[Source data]
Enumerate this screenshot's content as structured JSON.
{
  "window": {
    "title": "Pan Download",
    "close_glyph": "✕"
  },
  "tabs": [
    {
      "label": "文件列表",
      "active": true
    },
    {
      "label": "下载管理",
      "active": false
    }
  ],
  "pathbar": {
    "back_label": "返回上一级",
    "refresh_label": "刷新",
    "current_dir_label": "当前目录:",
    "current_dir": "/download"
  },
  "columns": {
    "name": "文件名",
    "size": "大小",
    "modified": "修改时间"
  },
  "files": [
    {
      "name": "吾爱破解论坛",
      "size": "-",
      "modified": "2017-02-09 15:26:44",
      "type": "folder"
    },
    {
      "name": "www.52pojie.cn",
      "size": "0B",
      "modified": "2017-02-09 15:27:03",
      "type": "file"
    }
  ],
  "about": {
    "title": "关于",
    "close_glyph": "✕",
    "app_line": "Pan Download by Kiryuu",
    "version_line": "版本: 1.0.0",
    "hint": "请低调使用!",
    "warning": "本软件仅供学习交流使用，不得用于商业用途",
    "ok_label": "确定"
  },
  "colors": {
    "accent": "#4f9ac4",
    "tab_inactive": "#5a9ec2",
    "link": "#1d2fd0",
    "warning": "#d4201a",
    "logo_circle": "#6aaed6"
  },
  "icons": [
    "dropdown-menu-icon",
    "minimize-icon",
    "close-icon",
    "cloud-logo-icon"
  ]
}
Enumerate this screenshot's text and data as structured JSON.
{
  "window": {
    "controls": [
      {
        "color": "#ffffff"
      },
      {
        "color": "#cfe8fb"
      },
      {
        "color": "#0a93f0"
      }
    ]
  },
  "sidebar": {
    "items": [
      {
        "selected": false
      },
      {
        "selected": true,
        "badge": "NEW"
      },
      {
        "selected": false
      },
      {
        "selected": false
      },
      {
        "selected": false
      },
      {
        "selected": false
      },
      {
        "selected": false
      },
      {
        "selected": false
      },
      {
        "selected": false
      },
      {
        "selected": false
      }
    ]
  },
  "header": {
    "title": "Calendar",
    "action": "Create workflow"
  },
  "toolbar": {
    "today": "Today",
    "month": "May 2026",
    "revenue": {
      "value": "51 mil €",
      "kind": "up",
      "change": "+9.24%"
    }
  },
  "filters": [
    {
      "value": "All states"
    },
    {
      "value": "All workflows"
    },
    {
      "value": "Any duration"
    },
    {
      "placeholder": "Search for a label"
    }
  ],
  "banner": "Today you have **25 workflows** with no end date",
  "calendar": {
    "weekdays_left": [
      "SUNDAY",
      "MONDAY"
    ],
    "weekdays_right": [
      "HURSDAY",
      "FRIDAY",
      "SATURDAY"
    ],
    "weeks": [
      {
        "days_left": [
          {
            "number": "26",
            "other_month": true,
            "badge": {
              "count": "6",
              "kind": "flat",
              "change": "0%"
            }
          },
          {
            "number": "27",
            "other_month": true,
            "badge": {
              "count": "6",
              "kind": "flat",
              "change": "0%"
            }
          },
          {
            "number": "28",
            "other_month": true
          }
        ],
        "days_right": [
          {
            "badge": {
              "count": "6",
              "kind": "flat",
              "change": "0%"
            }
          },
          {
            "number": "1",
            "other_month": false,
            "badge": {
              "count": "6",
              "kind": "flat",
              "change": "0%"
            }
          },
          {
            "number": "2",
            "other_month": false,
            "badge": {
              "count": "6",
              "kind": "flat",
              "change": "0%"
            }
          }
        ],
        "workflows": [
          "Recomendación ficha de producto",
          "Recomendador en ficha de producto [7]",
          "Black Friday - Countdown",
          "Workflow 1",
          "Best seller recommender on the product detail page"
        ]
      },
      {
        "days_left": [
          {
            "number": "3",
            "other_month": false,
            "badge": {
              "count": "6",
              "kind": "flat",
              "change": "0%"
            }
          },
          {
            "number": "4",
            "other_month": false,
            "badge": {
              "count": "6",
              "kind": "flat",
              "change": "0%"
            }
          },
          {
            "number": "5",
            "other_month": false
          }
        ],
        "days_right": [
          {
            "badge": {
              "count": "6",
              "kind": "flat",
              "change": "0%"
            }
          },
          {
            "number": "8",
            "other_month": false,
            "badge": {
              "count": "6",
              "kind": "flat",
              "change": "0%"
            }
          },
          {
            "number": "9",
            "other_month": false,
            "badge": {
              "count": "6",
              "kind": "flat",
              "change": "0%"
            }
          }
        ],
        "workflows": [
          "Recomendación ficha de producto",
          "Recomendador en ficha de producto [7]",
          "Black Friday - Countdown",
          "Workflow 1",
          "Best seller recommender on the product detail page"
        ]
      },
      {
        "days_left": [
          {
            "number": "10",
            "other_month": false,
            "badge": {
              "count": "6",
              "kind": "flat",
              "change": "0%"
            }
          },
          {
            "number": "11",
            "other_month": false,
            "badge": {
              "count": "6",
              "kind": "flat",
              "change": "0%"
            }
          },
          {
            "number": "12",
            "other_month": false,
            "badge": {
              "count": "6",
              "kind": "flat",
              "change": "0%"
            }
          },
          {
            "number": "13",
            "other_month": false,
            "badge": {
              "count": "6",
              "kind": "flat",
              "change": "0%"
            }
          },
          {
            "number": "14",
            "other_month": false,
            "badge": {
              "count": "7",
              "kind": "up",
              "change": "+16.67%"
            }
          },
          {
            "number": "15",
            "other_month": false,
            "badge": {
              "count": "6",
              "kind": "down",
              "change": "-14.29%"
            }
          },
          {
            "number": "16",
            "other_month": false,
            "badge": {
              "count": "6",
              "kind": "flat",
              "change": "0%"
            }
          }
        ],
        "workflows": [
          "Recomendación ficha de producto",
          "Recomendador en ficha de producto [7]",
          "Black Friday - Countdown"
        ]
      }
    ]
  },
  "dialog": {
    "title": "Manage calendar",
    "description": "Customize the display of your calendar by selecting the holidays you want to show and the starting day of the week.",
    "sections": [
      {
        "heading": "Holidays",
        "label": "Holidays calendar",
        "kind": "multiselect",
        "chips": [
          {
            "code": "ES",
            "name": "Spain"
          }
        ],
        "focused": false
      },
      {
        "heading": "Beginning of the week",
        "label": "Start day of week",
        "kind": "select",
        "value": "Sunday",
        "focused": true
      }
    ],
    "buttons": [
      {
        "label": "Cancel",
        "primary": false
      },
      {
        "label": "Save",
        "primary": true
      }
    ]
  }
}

__What the exercise asks__. Copy each line holding the word "JSON" from the listing above.

__Exercise answer__.
Enumerate this screenshot's content as structured JSON.
Enumerate this screenshot's text and data as structured JSON.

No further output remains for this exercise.